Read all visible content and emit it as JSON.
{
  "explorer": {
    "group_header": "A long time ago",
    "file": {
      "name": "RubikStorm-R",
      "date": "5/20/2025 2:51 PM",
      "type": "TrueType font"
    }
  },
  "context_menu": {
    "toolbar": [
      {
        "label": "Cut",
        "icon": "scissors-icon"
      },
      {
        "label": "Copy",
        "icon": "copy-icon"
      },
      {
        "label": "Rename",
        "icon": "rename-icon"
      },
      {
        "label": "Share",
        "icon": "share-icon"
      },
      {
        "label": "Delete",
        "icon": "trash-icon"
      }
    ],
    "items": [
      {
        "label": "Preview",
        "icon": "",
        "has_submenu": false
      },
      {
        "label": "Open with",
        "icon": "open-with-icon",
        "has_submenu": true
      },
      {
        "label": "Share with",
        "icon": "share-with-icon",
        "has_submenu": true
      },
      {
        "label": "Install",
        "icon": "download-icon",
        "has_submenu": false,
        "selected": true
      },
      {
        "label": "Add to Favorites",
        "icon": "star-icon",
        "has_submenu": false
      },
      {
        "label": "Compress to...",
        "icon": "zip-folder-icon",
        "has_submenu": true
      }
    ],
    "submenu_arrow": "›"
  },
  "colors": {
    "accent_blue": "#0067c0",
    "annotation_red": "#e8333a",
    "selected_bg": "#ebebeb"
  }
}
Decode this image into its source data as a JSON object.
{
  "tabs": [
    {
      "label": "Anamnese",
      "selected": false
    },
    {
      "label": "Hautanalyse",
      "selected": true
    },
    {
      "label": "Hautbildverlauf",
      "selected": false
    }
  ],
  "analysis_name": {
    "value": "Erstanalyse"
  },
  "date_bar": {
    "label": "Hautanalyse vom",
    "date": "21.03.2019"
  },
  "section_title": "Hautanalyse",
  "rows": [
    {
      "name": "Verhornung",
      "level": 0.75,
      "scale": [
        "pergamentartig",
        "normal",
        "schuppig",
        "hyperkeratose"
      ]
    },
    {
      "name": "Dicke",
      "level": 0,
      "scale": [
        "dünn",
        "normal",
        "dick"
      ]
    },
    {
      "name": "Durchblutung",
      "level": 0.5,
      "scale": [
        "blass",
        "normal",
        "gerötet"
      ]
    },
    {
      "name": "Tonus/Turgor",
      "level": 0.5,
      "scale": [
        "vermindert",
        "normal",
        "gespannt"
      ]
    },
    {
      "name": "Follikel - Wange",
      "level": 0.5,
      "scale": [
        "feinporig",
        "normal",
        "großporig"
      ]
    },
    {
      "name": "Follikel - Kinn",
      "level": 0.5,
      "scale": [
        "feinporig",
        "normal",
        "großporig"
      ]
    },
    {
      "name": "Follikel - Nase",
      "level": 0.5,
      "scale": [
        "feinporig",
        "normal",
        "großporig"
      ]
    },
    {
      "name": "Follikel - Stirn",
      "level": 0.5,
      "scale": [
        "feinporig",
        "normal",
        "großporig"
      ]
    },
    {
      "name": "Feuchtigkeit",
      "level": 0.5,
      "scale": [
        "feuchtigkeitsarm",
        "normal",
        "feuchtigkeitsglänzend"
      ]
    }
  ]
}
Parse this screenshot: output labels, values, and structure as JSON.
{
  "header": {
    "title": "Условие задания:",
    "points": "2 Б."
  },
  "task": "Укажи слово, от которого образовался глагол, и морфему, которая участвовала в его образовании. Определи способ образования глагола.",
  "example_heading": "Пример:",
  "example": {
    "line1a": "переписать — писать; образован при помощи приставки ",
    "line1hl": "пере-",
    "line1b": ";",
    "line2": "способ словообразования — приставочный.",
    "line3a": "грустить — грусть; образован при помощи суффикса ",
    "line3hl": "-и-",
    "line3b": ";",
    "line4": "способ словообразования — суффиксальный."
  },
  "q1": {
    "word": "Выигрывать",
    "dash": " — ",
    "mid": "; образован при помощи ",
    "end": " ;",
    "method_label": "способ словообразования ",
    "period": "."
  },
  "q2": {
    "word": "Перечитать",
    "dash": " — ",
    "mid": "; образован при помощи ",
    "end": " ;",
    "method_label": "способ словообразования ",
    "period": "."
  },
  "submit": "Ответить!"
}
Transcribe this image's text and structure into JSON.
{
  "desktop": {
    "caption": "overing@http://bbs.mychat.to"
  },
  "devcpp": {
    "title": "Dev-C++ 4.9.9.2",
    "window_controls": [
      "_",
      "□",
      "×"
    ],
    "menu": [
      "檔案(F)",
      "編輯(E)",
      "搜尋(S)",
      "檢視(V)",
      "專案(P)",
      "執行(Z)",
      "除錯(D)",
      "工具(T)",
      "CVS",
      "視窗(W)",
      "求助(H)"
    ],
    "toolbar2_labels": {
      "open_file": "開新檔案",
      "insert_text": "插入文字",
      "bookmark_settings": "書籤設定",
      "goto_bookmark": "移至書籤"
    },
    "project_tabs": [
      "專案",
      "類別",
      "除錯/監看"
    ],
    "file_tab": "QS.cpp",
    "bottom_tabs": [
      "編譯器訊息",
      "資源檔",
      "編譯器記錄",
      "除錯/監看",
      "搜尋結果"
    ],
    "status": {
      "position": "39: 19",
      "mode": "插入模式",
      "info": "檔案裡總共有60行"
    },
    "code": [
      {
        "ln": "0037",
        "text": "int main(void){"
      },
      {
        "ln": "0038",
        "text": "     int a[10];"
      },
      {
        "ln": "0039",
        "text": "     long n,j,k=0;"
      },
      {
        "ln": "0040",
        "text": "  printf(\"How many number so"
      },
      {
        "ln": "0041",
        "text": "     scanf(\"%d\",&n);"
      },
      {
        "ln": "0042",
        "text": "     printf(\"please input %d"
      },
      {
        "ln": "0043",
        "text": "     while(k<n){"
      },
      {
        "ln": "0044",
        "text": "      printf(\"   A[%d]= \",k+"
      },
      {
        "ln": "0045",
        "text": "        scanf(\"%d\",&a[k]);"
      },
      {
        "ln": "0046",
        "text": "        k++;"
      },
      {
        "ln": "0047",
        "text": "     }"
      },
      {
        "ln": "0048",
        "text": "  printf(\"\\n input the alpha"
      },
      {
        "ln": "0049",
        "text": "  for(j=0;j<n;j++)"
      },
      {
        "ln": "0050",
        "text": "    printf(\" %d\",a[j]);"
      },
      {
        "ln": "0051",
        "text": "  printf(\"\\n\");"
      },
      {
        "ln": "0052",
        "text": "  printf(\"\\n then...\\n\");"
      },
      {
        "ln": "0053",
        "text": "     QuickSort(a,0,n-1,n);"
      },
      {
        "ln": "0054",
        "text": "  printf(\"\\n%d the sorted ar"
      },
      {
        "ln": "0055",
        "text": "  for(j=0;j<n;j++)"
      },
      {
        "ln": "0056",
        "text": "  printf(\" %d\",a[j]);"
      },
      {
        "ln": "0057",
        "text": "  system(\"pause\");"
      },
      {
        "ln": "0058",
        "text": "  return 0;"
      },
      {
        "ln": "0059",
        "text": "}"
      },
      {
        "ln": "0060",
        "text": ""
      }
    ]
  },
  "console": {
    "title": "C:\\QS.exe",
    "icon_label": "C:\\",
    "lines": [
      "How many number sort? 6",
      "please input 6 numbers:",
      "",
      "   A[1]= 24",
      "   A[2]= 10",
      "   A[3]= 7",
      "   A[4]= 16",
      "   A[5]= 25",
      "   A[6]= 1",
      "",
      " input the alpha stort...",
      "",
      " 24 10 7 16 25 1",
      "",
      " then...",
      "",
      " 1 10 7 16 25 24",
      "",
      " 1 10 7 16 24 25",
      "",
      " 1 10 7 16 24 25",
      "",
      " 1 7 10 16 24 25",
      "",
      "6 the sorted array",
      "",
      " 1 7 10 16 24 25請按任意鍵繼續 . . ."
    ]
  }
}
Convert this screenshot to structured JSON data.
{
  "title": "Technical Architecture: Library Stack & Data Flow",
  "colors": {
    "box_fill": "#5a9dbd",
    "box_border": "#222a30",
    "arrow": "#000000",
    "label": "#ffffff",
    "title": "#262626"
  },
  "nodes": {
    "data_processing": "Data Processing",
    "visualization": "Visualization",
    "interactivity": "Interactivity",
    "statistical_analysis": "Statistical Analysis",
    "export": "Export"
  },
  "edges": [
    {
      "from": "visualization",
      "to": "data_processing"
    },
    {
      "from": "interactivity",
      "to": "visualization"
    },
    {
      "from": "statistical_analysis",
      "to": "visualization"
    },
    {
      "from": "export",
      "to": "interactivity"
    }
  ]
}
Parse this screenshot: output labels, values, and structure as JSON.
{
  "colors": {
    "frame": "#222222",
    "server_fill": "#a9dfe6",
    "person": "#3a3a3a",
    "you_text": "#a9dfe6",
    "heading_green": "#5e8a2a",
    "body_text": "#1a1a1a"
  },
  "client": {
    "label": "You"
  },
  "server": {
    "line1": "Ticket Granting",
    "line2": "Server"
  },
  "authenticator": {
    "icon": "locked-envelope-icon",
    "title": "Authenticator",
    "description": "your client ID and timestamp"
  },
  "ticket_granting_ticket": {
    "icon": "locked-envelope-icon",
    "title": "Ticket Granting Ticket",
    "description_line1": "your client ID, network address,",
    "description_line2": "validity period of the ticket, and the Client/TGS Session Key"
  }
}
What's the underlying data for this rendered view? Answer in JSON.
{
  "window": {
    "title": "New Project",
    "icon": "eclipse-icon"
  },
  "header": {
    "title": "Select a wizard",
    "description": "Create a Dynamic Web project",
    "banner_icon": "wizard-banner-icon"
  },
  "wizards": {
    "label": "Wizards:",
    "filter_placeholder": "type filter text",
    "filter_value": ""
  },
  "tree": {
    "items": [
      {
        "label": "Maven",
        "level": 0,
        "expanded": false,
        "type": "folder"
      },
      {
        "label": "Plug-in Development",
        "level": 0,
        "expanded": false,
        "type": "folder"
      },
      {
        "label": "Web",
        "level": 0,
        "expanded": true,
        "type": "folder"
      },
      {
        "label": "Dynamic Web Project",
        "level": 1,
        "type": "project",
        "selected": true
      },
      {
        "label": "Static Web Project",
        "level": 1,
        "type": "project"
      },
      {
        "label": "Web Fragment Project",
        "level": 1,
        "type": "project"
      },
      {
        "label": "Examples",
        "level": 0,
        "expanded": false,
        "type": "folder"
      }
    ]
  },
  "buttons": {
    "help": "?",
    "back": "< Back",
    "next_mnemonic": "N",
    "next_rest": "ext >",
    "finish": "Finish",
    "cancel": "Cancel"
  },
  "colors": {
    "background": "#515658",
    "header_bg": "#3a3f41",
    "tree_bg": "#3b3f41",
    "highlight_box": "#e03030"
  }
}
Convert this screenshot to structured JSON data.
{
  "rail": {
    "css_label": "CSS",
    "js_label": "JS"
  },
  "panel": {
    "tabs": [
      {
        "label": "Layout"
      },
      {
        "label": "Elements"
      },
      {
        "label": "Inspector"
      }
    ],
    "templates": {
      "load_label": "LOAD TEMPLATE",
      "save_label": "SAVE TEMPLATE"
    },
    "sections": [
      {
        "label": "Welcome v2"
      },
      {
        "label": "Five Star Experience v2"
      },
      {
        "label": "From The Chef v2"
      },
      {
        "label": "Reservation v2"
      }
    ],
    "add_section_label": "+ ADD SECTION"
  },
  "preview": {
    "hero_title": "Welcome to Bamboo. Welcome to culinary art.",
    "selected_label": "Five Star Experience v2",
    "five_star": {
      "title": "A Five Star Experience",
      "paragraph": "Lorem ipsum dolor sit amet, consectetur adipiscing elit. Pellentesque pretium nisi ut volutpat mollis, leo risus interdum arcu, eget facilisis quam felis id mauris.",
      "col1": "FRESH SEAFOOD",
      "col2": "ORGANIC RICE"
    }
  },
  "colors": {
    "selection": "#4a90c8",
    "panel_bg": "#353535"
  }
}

• **WRITTEN REQUEST**: Copy every line of the listing that includes the string "image".

• **OUTPUT FOR THIS EXERCISE**:
Decode this image into its source data as a JSON object.
Transcribe this image's text and structure into JSON.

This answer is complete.